_PROMPT_
Convert each line of the records below into one entry of a numbered list, leaving out any blank lines.

_SUPPLIED MATERIAL_
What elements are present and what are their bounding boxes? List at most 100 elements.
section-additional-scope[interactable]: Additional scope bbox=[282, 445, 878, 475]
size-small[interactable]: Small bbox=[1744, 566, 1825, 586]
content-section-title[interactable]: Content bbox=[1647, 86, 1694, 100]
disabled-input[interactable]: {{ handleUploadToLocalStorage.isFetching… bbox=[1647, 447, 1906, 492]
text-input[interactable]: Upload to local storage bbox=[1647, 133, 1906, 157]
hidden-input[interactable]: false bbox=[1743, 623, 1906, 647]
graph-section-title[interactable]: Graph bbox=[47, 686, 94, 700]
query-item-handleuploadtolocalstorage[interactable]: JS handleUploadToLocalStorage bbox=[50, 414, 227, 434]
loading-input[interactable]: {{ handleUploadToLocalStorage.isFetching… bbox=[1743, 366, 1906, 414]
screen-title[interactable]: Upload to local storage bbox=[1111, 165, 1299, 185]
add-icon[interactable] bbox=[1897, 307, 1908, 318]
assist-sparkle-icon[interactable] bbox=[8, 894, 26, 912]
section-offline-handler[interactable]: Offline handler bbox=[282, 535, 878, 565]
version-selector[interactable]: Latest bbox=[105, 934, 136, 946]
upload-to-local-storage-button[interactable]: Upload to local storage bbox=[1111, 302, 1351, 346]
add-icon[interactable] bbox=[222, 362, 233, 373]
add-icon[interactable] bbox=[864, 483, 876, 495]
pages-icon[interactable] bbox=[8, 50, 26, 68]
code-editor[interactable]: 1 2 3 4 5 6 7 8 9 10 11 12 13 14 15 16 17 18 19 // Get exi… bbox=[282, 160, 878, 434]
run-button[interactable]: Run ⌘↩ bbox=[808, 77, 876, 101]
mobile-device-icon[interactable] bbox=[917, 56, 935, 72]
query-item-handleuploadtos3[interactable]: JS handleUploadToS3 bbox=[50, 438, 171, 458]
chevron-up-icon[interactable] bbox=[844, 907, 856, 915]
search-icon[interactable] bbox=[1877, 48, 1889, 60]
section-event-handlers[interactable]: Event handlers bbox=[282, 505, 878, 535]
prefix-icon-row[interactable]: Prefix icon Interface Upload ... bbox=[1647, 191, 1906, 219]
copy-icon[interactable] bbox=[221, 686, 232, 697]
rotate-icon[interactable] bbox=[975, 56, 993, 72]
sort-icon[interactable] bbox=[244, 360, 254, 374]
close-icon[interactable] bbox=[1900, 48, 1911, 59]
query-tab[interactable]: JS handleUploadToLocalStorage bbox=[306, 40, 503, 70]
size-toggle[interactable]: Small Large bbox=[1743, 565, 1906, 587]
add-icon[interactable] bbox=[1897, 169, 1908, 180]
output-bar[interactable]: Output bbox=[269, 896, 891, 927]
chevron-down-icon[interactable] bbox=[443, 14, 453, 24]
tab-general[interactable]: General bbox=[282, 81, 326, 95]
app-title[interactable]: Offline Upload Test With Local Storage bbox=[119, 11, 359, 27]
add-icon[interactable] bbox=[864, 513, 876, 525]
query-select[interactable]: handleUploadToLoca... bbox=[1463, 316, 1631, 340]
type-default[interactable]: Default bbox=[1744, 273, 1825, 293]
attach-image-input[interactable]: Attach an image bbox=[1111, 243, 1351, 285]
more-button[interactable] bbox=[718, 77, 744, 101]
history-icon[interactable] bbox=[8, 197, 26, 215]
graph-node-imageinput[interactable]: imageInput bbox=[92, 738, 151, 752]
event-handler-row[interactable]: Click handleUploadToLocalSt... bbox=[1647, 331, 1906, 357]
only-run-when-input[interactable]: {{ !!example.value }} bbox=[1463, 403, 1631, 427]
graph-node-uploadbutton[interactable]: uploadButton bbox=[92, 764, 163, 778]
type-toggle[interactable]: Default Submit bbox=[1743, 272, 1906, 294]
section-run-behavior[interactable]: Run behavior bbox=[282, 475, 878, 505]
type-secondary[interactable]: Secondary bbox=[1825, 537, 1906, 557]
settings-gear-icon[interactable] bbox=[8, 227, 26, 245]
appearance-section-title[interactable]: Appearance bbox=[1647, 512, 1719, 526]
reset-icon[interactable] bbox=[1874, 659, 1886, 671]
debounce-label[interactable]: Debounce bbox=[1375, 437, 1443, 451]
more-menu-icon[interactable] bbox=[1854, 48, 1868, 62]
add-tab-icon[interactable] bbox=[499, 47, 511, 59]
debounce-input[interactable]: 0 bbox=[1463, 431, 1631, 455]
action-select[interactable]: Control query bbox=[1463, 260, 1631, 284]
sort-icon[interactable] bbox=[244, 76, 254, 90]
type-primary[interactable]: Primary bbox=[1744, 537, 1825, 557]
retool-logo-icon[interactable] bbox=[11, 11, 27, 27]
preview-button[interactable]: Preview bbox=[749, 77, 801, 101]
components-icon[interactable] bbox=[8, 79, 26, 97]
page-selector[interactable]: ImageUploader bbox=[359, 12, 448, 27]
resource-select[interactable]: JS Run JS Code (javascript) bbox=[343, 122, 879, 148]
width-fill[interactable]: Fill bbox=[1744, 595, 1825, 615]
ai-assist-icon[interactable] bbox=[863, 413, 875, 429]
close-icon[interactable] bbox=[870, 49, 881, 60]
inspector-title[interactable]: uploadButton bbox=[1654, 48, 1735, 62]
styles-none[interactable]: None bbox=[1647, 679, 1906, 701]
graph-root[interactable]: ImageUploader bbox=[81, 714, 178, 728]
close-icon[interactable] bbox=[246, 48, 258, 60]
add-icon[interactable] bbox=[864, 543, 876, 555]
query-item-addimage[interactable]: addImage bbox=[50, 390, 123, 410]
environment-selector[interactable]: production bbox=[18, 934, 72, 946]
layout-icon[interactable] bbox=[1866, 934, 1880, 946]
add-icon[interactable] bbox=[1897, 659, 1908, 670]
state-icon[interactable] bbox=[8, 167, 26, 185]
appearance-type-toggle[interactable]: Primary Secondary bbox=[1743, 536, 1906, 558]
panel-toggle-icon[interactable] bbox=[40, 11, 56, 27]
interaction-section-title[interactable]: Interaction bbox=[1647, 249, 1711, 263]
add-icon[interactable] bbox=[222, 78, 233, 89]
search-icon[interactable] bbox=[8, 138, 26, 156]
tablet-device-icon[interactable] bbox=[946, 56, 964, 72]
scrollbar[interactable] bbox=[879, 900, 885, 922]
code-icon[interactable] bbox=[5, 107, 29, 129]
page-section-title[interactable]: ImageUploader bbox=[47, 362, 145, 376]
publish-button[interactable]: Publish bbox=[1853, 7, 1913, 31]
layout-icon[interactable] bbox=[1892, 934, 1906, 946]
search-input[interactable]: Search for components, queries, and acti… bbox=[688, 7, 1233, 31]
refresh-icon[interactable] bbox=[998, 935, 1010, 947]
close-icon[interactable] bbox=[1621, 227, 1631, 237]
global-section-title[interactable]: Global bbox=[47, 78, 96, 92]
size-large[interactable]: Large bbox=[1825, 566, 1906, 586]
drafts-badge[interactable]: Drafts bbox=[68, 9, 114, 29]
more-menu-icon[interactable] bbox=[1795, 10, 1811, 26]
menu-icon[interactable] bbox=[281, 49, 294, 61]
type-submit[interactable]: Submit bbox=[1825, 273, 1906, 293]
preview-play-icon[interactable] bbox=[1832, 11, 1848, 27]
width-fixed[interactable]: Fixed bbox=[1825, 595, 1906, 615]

_SOLUTION_
1. What elements are present and what are their bounding boxes? List at most 100 elements.
2. section-additional-scope[interactable]: Additional scope bbox=[282, 445, 878, 475]
3. size-small[interactable]: Small bbox=[1744, 566, 1825, 586]
4. content-section-title[interactable]: Content bbox=[1647, 86, 1694, 100]
5. disabled-input[interactable]: {{ handleUploadToLocalStorage.isFetching… bbox=[1647, 447, 1906, 492]
6. text-input[interactable]: Upload to local storage bbox=[1647, 133, 1906, 157]
7. hidden-input[interactable]: false bbox=[1743, 623, 1906, 647]
8. graph-section-title[interactable]: Graph bbox=[47, 686, 94, 700]
9. query-item-handleuploadtolocalstorage[interactable]: JS handleUploadToLocalStorage bbox=[50, 414, 227, 434]
10. loading-input[interactable]: {{ handleUploadToLocalStorage.isFetching… bbox=[1743, 366, 1906, 414]
11. screen-title[interactable]: Upload to local storage bbox=[1111, 165, 1299, 185]
12. add-icon[interactable] bbox=[1897, 307, 1908, 318]
13. assist-sparkle-icon[interactable] bbox=[8, 894, 26, 912]
14. section-offline-handler[interactable]: Offline handler bbox=[282, 535, 878, 565]
15. version-selector[interactable]: Latest bbox=[105, 934, 136, 946]
16. upload-to-local-storage-button[interactable]: Upload to local storage bbox=[1111, 302, 1351, 346]
17. add-icon[interactable] bbox=[222, 362, 233, 373]
18. add-icon[interactable] bbox=[864, 483, 876, 495]
19. pages-icon[interactable] bbox=[8, 50, 26, 68]
20. code-editor[interactable]: 1 2 3 4 5 6 7 8 9 10 11 12 13 14 15 16 17 18 19 // Get exi… bbox=[282, 160, 878, 434]
21. run-button[interactable]: Run ⌘↩ bbox=[808, 77, 876, 101]
22. mobile-device-icon[interactable] bbox=[917, 56, 935, 72]
23. query-item-handleuploadtos3[interactable]: JS handleUploadToS3 bbox=[50, 438, 171, 458]
24. chevron-up-icon[interactable] bbox=[844, 907, 856, 915]
25. search-icon[interactable] bbox=[1877, 48, 1889, 60]
26. section-event-handlers[interactable]: Event handlers bbox=[282, 505, 878, 535]
27. prefix-icon-row[interactable]: Prefix icon Interface Upload ... bbox=[1647, 191, 1906, 219]
28. copy-icon[interactable] bbox=[221, 686, 232, 697]
29. rotate-icon[interactable] bbox=[975, 56, 993, 72]
30. sort-icon[interactable] bbox=[244, 360, 254, 374]
31. close-icon[interactable] bbox=[1900, 48, 1911, 59]
32. query-tab[interactable]: JS handleUploadToLocalStorage bbox=[306, 40, 503, 70]
33. size-toggle[interactable]: Small Large bbox=[1743, 565, 1906, 587]
34. add-icon[interactable] bbox=[1897, 169, 1908, 180]
35. output-bar[interactable]: Output bbox=[269, 896, 891, 927]
36. chevron-down-icon[interactable] bbox=[443, 14, 453, 24]
37. tab-general[interactable]: General bbox=[282, 81, 326, 95]
38. app-title[interactable]: Offline Upload Test With Local Storage bbox=[119, 11, 359, 27]
39. add-icon[interactable] bbox=[864, 513, 876, 525]
40. query-select[interactable]: handleUploadToLoca... bbox=[1463, 316, 1631, 340]
41. type-default[interactable]: Default bbox=[1744, 273, 1825, 293]
42. attach-image-input[interactable]: Attach an image bbox=[1111, 243, 1351, 285]
43. more-button[interactable] bbox=[718, 77, 744, 101]
44. history-icon[interactable] bbox=[8, 197, 26, 215]
45. graph-node-imageinput[interactable]: imageInput bbox=[92, 738, 151, 752]
46. event-handler-row[interactable]: Click handleUploadToLocalSt... bbox=[1647, 331, 1906, 357]
47. only-run-when-input[interactable]: {{ !!example.value }} bbox=[1463, 403, 1631, 427]
48. graph-node-uploadbutton[interactable]: uploadButton bbox=[92, 764, 163, 778]
49. type-toggle[interactable]: Default Submit bbox=[1743, 272, 1906, 294]
50. section-run-behavior[interactable]: Run behavior bbox=[282, 475, 878, 505]
51. type-secondary[interactable]: Secondary bbox=[1825, 537, 1906, 557]
52. settings-gear-icon[interactable] bbox=[8, 227, 26, 245]
53. appearance-section-title[interactable]: Appearance bbox=[1647, 512, 1719, 526]
54. reset-icon[interactable] bbox=[1874, 659, 1886, 671]
55. debounce-label[interactable]: Debounce bbox=[1375, 437, 1443, 451]
56. more-menu-icon[interactable] bbox=[1854, 48, 1868, 62]
57. add-tab-icon[interactable] bbox=[499, 47, 511, 59]
58. debounce-input[interactable]: 0 bbox=[1463, 431, 1631, 455]
59. action-select[interactable]: Control query bbox=[1463, 260, 1631, 284]
60. sort-icon[interactable] bbox=[244, 76, 254, 90]
61. type-primary[interactable]: Primary bbox=[1744, 537, 1825, 557]
62. retool-logo-icon[interactable] bbox=[11, 11, 27, 27]
63. preview-button[interactable]: Preview bbox=[749, 77, 801, 101]
64. components-icon[interactable] bbox=[8, 79, 26, 97]
65. page-selector[interactable]: ImageUploader bbox=[359, 12, 448, 27]
66. resource-select[interactable]: JS Run JS Code (javascript) bbox=[343, 122, 879, 148]
67. width-fill[interactable]: Fill bbox=[1744, 595, 1825, 615]
68. ai-assist-icon[interactable] bbox=[863, 413, 875, 429]
69. close-icon[interactable] bbox=[870, 49, 881, 60]
70. inspector-title[interactable]: uploadButton bbox=[1654, 48, 1735, 62]
71. styles-none[interactable]: None bbox=[1647, 679, 1906, 701]
72. graph-root[interactable]: ImageUploader bbox=[81, 714, 178, 728]
73. close-icon[interactable] bbox=[246, 48, 258, 60]
74. add-icon[interactable] bbox=[864, 543, 876, 555]
75. query-item-addimage[interactable]: addImage bbox=[50, 390, 123, 410]
76. environment-selector[interactable]: production bbox=[18, 934, 72, 946]
77. layout-icon[interactable] bbox=[1866, 934, 1880, 946]
78. add-icon[interactable] bbox=[1897, 659, 1908, 670]
79. state-icon[interactable] bbox=[8, 167, 26, 185]
80. appearance-type-toggle[interactable]: Primary Secondary bbox=[1743, 536, 1906, 558]
81. panel-toggle-icon[interactable] bbox=[40, 11, 56, 27]
82. interaction-section-title[interactable]: Interaction bbox=[1647, 249, 1711, 263]
83. add-icon[interactable] bbox=[222, 78, 233, 89]
84. search-icon[interactable] bbox=[8, 138, 26, 156]
85. tablet-device-icon[interactable] bbox=[946, 56, 964, 72]
86. scrollbar[interactable] bbox=[879, 900, 885, 922]
87. code-icon[interactable] bbox=[5, 107, 29, 129]
88. page-section-title[interactable]: ImageUploader bbox=[47, 362, 145, 376]
89. publish-button[interactable]: Publish bbox=[1853, 7, 1913, 31]
90. layout-icon[interactable] bbox=[1892, 934, 1906, 946]
91. search-input[interactable]: Search for components, queries, and acti… bbox=[688, 7, 1233, 31]
92. refresh-icon[interactable] bbox=[998, 935, 1010, 947]
93. close-icon[interactable] bbox=[1621, 227, 1631, 237]
94. global-section-title[interactable]: Global bbox=[47, 78, 96, 92]
95. size-large[interactable]: Large bbox=[1825, 566, 1906, 586]
96. drafts-badge[interactable]: Drafts bbox=[68, 9, 114, 29]
97. more-menu-icon[interactable] bbox=[1795, 10, 1811, 26]
98. menu-icon[interactable] bbox=[281, 49, 294, 61]
99. type-submit[interactable]: Submit bbox=[1825, 273, 1906, 293]
100. preview-play-icon[interactable] bbox=[1832, 11, 1848, 27]
101. width-fixed[interactable]: Fixed bbox=[1825, 595, 1906, 615]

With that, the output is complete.